DATA FOR THIS EXERCISE:
§ §
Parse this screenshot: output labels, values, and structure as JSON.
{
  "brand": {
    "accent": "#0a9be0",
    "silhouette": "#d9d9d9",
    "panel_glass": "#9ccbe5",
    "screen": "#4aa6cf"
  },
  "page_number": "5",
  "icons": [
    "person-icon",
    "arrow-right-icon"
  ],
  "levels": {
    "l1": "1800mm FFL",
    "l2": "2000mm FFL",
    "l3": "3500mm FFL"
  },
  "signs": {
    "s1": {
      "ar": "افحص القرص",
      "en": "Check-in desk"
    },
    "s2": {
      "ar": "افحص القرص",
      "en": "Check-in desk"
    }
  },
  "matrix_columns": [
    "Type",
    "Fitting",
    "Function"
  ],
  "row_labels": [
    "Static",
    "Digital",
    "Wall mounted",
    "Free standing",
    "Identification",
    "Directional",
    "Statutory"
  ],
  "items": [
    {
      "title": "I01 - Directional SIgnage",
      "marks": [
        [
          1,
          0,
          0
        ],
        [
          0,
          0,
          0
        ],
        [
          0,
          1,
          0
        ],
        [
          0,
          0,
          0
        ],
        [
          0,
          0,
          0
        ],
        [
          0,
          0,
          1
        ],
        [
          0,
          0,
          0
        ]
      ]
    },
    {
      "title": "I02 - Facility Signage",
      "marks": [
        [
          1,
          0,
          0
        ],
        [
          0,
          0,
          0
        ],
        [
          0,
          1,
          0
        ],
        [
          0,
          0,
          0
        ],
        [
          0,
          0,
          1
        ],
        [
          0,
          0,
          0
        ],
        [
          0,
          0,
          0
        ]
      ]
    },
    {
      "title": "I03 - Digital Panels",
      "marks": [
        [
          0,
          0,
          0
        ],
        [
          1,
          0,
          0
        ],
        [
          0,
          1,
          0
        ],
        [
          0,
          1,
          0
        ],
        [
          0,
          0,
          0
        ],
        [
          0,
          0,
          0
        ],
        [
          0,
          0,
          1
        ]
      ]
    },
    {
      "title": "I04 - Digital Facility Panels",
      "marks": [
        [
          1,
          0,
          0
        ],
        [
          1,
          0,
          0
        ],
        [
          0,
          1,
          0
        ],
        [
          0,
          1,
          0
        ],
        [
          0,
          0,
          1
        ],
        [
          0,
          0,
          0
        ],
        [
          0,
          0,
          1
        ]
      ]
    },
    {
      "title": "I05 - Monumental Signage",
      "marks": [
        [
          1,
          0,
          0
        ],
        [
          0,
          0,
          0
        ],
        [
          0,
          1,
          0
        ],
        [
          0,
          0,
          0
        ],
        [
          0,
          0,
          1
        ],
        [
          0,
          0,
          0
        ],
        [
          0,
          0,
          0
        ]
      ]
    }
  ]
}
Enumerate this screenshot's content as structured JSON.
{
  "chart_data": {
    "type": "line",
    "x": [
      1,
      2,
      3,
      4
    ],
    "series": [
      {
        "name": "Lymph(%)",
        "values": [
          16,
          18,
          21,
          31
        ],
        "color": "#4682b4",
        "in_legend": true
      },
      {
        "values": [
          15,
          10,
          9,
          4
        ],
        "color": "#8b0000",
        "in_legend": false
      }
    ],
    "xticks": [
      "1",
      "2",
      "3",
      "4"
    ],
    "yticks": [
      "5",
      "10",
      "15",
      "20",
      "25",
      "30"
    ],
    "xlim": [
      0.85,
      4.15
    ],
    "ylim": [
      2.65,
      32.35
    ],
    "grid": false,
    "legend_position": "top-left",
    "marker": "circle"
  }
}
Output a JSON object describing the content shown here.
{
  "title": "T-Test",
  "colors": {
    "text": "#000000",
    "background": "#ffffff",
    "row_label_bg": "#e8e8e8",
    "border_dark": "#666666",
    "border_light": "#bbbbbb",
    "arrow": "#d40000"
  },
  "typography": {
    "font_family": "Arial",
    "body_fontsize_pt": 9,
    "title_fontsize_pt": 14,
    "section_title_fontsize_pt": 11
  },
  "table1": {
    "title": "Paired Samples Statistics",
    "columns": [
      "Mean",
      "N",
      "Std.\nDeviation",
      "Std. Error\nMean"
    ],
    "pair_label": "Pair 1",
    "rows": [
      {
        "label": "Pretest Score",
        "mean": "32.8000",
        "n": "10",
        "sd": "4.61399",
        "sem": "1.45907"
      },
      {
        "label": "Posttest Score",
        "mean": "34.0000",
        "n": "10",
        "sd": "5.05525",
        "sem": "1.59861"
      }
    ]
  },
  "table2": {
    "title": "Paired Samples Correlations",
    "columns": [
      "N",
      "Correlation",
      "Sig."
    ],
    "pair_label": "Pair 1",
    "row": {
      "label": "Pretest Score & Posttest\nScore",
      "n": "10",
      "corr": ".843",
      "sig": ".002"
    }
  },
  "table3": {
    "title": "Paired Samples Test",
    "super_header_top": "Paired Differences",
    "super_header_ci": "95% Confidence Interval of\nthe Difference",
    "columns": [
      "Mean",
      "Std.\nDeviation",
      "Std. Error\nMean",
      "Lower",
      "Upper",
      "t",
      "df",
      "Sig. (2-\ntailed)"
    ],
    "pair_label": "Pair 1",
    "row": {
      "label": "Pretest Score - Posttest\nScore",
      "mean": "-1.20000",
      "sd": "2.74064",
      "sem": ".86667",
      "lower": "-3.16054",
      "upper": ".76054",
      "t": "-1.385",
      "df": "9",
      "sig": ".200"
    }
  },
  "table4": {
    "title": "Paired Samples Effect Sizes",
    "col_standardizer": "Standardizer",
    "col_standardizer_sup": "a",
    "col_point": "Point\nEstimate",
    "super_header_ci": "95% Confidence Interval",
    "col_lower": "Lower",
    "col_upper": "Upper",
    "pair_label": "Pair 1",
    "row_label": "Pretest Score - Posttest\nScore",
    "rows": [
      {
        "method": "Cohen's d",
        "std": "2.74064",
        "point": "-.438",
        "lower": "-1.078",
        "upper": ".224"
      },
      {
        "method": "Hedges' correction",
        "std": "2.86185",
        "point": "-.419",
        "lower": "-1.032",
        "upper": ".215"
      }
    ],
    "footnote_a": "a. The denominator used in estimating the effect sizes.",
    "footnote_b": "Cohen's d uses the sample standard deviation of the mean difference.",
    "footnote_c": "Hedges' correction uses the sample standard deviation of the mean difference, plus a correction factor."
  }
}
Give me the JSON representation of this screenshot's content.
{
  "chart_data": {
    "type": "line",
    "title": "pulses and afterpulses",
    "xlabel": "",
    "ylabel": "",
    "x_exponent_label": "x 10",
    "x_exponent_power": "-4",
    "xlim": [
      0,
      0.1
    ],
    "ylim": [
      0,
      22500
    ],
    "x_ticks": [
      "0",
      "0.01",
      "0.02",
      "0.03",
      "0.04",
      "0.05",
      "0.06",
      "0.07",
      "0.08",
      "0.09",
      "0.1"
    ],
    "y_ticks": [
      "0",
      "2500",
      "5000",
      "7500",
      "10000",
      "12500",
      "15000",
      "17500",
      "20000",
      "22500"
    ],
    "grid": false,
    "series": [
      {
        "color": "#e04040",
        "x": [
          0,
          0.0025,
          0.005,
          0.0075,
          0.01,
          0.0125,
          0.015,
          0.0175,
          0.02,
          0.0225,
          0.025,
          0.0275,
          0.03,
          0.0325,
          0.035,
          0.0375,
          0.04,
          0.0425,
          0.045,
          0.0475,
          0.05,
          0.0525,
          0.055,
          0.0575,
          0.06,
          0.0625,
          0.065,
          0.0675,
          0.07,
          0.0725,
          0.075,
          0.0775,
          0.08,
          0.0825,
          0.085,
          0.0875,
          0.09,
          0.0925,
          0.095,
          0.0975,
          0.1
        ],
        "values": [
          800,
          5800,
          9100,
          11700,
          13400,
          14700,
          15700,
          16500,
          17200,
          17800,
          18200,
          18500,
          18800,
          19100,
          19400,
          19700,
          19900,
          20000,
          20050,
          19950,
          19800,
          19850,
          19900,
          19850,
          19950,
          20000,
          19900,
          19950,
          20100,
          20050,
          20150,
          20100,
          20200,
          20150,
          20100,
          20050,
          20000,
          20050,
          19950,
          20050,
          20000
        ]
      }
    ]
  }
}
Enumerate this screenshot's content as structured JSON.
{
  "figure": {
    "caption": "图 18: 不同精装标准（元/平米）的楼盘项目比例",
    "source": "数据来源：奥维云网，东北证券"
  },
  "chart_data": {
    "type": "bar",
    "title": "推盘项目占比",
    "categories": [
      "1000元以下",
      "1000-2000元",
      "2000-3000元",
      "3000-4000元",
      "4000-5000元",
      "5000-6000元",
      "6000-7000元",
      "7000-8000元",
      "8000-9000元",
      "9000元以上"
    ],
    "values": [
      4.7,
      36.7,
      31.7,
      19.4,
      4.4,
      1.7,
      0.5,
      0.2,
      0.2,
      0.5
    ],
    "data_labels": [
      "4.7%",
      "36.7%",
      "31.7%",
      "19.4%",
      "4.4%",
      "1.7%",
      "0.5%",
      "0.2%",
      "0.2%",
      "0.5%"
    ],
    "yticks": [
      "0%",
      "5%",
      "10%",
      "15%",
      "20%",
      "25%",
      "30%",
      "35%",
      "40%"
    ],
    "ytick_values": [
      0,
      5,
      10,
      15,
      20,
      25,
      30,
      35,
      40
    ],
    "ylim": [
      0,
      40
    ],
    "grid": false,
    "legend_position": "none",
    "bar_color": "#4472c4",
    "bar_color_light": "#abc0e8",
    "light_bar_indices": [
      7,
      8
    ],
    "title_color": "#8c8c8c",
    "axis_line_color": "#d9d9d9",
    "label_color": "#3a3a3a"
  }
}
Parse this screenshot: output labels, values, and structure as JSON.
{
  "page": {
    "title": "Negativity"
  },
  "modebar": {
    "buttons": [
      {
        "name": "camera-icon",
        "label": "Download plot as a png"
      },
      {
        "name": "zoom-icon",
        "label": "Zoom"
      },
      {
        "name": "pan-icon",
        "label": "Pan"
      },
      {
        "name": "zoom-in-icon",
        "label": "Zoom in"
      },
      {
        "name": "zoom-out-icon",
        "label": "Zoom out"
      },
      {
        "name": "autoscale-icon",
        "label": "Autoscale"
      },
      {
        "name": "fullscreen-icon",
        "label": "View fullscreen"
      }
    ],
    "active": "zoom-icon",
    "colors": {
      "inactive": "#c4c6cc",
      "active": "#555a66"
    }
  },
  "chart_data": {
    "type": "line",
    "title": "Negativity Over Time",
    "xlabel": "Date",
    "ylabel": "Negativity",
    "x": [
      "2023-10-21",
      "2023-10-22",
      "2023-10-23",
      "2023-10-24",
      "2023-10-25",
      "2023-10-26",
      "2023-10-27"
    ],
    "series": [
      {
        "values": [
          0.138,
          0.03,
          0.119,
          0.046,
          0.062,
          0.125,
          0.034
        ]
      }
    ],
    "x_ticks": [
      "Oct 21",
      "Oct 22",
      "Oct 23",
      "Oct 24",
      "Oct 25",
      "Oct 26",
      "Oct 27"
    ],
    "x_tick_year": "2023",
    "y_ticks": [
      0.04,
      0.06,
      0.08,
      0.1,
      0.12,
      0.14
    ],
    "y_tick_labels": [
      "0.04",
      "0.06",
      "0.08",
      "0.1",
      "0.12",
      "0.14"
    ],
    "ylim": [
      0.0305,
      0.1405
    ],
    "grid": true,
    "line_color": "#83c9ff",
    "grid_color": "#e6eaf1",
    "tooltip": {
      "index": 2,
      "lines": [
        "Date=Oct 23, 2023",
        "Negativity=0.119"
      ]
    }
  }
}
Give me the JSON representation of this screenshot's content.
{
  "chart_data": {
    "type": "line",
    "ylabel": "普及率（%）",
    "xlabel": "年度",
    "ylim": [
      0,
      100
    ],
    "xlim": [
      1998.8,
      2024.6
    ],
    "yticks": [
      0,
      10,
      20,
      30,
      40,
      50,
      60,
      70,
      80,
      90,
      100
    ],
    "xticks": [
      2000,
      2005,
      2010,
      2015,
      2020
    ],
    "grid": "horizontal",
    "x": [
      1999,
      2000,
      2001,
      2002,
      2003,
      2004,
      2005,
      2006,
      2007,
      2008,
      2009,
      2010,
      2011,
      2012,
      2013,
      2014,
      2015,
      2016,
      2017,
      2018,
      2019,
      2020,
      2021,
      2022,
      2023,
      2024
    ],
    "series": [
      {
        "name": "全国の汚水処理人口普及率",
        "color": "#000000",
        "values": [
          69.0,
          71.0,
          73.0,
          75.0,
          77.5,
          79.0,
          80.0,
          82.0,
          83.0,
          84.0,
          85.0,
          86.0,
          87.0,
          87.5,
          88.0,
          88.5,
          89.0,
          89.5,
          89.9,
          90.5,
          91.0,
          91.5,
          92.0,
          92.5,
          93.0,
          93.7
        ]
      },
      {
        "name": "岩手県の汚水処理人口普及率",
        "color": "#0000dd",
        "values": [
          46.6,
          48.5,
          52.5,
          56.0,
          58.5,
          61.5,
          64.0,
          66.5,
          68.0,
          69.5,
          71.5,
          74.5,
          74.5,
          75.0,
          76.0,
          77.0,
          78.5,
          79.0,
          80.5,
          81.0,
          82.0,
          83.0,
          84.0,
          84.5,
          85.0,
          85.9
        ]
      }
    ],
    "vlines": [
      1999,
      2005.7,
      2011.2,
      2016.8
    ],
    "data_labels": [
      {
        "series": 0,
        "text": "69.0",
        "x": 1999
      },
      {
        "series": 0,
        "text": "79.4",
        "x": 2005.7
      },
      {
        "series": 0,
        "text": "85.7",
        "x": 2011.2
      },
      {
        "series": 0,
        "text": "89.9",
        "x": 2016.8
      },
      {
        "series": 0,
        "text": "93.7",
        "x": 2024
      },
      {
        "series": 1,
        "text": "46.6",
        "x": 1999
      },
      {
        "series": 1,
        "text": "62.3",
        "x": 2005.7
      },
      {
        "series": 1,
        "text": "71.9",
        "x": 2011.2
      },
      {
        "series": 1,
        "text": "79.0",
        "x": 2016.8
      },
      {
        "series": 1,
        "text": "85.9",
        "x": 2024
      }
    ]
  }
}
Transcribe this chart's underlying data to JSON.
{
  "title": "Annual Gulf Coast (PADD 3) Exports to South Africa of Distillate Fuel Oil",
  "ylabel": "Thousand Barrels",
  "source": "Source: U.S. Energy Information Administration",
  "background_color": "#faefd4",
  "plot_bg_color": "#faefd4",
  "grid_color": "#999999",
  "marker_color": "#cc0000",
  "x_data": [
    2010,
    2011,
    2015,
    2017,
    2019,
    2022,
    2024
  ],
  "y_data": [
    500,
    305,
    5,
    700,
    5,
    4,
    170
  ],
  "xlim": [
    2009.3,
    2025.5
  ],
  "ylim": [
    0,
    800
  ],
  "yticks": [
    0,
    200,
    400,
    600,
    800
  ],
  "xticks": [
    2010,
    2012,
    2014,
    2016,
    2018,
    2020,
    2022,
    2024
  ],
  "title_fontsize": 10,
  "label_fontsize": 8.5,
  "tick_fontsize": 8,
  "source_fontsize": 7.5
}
§ §
GIVEN EXERCISE:
Lines of the listing that contain the word "Score" are to be counted; report only their number.

RESPONSE BELOW:
5